Layout dataset entries:
○ ○ ○ ○ ○

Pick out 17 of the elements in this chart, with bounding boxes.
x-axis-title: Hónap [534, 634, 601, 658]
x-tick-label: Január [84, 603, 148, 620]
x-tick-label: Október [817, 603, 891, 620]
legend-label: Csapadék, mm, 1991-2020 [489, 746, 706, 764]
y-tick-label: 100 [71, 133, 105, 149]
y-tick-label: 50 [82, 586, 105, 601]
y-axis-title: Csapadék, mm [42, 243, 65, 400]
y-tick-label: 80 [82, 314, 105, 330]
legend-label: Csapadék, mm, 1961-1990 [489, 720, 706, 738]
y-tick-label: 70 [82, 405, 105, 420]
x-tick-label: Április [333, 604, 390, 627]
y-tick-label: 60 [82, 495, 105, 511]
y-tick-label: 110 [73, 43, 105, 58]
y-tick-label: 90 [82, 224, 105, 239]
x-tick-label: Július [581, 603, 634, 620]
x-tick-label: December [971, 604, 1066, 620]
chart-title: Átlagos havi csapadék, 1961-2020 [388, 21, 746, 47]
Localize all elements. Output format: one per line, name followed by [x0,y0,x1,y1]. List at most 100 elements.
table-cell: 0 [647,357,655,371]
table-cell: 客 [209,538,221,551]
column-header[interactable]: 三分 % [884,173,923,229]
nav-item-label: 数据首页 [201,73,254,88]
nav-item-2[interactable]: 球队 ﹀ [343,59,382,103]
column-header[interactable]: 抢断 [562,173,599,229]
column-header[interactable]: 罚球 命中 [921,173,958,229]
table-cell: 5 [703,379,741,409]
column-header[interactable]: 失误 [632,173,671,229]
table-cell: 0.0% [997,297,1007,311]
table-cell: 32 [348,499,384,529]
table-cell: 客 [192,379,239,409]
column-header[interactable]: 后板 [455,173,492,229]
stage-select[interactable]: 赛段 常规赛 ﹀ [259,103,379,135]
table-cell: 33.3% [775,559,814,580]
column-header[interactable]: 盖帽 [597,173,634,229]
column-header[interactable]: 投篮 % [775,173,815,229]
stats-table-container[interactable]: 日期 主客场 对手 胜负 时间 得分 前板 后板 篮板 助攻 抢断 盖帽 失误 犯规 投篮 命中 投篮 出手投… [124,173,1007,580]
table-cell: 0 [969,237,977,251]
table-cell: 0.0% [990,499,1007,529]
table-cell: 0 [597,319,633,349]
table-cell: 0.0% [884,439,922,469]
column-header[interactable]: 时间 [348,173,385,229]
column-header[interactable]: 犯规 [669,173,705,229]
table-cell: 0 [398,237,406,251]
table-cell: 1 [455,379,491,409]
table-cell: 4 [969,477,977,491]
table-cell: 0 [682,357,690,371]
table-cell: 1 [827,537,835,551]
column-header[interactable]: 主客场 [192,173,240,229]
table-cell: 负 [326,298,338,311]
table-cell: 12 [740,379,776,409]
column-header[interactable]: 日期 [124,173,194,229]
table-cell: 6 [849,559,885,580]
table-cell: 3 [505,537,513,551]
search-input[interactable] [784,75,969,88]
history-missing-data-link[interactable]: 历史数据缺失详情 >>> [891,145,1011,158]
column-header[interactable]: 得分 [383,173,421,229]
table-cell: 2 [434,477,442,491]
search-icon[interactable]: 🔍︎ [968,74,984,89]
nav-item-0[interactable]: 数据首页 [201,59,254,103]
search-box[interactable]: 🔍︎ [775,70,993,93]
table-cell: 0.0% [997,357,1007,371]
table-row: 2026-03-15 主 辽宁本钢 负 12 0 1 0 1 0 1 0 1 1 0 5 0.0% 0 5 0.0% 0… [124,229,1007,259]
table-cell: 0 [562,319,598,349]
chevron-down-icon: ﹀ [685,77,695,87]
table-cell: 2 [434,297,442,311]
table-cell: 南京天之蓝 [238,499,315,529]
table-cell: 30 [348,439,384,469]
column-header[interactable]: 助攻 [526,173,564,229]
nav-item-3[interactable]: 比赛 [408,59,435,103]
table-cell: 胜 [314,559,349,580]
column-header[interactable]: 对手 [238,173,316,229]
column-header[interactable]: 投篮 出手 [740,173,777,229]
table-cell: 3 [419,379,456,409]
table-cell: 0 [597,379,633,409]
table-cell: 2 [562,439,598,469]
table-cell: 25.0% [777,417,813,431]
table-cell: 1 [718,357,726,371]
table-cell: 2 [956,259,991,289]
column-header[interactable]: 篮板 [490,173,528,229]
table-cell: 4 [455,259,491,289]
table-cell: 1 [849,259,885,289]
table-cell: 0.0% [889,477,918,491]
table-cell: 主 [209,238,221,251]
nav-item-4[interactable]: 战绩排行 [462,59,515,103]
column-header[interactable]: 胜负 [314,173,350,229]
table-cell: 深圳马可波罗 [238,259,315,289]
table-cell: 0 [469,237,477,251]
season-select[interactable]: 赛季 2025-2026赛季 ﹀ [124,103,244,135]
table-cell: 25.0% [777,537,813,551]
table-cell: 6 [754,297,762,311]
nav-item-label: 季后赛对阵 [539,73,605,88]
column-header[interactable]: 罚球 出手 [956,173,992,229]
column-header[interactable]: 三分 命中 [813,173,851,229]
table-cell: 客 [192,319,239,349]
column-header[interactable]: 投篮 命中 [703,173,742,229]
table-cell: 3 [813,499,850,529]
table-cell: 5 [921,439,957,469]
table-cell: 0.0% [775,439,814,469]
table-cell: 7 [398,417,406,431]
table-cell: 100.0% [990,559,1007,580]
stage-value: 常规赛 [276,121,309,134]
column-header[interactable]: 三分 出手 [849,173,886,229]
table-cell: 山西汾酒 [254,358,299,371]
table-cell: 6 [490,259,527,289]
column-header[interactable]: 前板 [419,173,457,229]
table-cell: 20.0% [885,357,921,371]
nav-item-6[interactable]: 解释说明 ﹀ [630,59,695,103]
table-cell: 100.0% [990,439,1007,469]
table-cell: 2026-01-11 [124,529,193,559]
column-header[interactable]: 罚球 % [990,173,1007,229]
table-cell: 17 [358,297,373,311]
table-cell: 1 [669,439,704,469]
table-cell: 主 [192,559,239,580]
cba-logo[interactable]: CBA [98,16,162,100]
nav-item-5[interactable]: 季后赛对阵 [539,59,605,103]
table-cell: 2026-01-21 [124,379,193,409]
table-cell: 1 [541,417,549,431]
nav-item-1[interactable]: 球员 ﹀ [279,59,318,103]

○ ○ ○ ○ ○

## Written instruction:
Copy the lines verbatim, from the start of the material through the line containing "y-tick-label: 50 [82, 586, 105, 601]".

## Response for this exercise:
Pick out 17 of the elements in this chart, with bounding boxes.
x-axis-title: Hónap [534, 634, 601, 658]
x-tick-label: Január [84, 603, 148, 620]
x-tick-label: Október [817, 603, 891, 620]
legend-label: Csapadék, mm, 1991-2020 [489, 746, 706, 764]
y-tick-label: 100 [71, 133, 105, 149]
y-tick-label: 50 [82, 586, 105, 601]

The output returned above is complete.